→ **Passage shown**
※

For example, let’s say a plan normally runs for 3 hours +/- 1 hour. This means the acceptable range is from 2 hours to 4 hours. In today’s world, with 24 by 7 processing, if the plan is still running after 6 hours, you may literally run out of time and severely impact the next day’s production business.
The above figure illustrates the example. We enter 3 hours for the initial expected run-time. The tolerance is specified as a delta time of 1 hour. If the job runs in less than 2 hour a potential under-run alert may be generated. If the job runs in greater than 4 hours a potential overrun alert may be generated. We say “potential” only because you would still need to establish an alert for these possible events. You’ll notice that we can also specify the tolerance as a percentage of the expected run-time. For example, 3 hours +/- 50% would yield a range of 1.5 hours to 4.5 hours. The choice of percentage or delta time is up to you. One question you are likely to have is this, “What if my business keeps expanding and the elapsed time gradually grows such that 4 or 5 hours becomes the norm? Do I have to keep changing the expected run-time value?” Good point. We anticipated this and provided the “Set Run Against Historical Average” feature. This feature, when enabled as is shown, causes ActiveBatch to change the initial expected time and average successful job or plan runs. This means that if your successful runs are taking longer and longer for merited reasons, the increasing elapsed time “creep” will be automatically factored into by ActiveBatch without any manual intervention. You can always check the current historical average by clicking on the Counters tab of a Plan or Job definition. To reset the average back to the value of the initial expected property click the Reset Average button.
By default, job/plan monitoring is reactive in that a potential alert may be raised, however, if you enable the Abort if Overrun checkbox, ActiveBatch will abort the job/plan on an elapsed time overrun. An overrun condition is signaled if the initial/average run-time plus the tolerance factor (percentage or delta time) is exceeded. The specific error code ABAT_EXCRUNTIME is used to abort the job. You may also select the Fail if Underrun option. This option allows you to have ActiveBatch treat the job/plan as a failure if an underrun condition occurs regardless of the actual exit code or completion state rule. This is useful when a 1-hour job takes 10 seconds to complete. The likelihood that something wrong occurred is very high.
Service Level Agreements
This feature allows you to have ActiveBatch monitor your Plans and/or Jobs from the perspective of ensuring a time deadline has been met. This means that you care much more about the timeliness of how your Plan and/or Jobs execute from an elapsed time perspective than the monitoring mentioned in the previous section.
Two (2) forms of time deadlines are available: Absolute Deadline (AD) is an actual wall clock time. For example, 14:00 means 2pm local and that the SLA marked object must have completed successfully by that time. If your Plan or Job runs multiple times per day you can establish multiple Absolute Deadline times. Relative Duration (RD) means that your Plan or Job is given a specific time period to complete. The specification of HH:MM means hours and minutes (and not time of day). The start of the duration begins when the Plan/Job object is instantiated. At that point the countdown begins.

※

→ **Direction 1**
Summarize the passage on job run-time monitoring in two sentences.

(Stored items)

※

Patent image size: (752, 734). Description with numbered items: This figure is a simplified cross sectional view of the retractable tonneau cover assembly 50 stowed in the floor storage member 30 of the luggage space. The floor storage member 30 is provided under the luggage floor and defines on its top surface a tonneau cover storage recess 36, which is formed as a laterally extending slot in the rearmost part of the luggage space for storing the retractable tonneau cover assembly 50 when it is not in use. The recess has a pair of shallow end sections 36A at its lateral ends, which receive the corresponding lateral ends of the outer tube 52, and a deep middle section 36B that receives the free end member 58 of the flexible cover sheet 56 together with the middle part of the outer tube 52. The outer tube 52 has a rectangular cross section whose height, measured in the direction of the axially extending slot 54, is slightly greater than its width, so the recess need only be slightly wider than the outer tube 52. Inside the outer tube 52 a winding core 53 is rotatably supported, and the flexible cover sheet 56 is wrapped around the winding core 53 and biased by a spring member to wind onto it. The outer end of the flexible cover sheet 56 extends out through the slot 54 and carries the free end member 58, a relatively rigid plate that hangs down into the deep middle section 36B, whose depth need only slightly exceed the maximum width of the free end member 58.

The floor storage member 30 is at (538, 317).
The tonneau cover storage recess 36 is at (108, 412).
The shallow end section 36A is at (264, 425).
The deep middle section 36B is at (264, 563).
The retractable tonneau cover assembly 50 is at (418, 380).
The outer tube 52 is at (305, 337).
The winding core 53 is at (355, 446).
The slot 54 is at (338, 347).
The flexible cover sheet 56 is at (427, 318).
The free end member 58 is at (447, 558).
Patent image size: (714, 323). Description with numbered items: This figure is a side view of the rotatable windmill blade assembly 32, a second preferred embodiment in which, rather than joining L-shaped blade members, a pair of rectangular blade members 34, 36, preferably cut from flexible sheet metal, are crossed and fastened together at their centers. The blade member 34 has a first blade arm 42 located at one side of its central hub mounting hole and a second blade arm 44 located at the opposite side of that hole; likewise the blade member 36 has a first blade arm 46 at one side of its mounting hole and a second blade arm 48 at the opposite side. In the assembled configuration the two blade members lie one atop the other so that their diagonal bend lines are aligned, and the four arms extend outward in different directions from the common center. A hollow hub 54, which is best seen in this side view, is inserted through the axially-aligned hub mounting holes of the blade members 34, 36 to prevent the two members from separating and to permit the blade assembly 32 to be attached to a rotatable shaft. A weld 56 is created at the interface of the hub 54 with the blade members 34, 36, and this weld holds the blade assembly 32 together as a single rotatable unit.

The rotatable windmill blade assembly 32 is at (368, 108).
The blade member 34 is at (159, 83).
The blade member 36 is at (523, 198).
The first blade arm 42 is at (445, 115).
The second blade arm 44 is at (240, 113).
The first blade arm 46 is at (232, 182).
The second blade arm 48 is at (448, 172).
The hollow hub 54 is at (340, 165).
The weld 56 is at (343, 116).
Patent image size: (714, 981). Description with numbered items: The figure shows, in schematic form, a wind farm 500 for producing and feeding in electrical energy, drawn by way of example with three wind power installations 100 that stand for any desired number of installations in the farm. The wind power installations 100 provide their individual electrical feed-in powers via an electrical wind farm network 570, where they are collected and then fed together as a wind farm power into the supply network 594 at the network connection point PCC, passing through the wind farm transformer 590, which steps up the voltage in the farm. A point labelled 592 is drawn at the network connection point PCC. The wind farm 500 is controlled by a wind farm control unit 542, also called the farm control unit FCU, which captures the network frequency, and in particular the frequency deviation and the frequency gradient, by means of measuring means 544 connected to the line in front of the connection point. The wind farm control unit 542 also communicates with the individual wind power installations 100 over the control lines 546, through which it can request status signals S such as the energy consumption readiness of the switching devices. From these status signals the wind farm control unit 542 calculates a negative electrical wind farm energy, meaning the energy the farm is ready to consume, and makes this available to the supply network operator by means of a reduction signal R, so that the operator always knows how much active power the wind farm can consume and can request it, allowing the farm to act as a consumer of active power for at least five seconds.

※

→ **Direction 2**
Echo the records from their first line down to the line containing "The free end member 58 is at (447, 558).", with both ends included.

→ **Written solution 1**
ActiveBatch lets you give a job or plan an expected run-time with a tolerance, set as a delta time or a percentage, so that runs outside the range may raise potential under-run or overrun alerts, and the "Set Run Against Historical Average" feature updates the expected time as successful runs change. It can also abort a job or plan on an overrun or treat an underrun as a failure, and its Service Level Agreements feature checks that time deadlines are met, set either as an Absolute Deadline on the wall clock or as a Relative Duration.

→ **Written solution 2**
Patent image size: (752, 734). Description with numbered items: This figure is a simplified cross sectional view of the retractable tonneau cover assembly 50 stowed in the floor storage member 30 of the luggage space. The floor storage member 30 is provided under the luggage floor and defines on its top surface a tonneau cover storage recess 36, which is formed as a laterally extending slot in the rearmost part of the luggage space for storing the retractable tonneau cover assembly 50 when it is not in use. The recess has a pair of shallow end sections 36A at its lateral ends, which receive the corresponding lateral ends of the outer tube 52, and a deep middle section 36B that receives the free end member 58 of the flexible cover sheet 56 together with the middle part of the outer tube 52. The outer tube 52 has a rectangular cross section whose height, measured in the direction of the axially extending slot 54, is slightly greater than its width, so the recess need only be slightly wider than the outer tube 52. Inside the outer tube 52 a winding core 53 is rotatably supported, and the flexible cover sheet 56 is wrapped around the winding core 53 and biased by a spring member to wind onto it. The outer end of the flexible cover sheet 56 extends out through the slot 54 and carries the free end member 58, a relatively rigid plate that hangs down into the deep middle section 36B, whose depth need only slightly exceed the maximum width of the free end member 58.

The floor storage member 30 is at (538, 317).
The tonneau cover storage recess 36 is at (108, 412).
The shallow end section 36A is at (264, 425).
The deep middle section 36B is at (264, 563).
The retractable tonneau cover assembly 50 is at (418, 380).
The outer tube 52 is at (305, 337).
The winding core 53 is at (355, 446).
The slot 54 is at (338, 347).
The flexible cover sheet 56 is at (427, 318).
The free end member 58 is at (447, 558).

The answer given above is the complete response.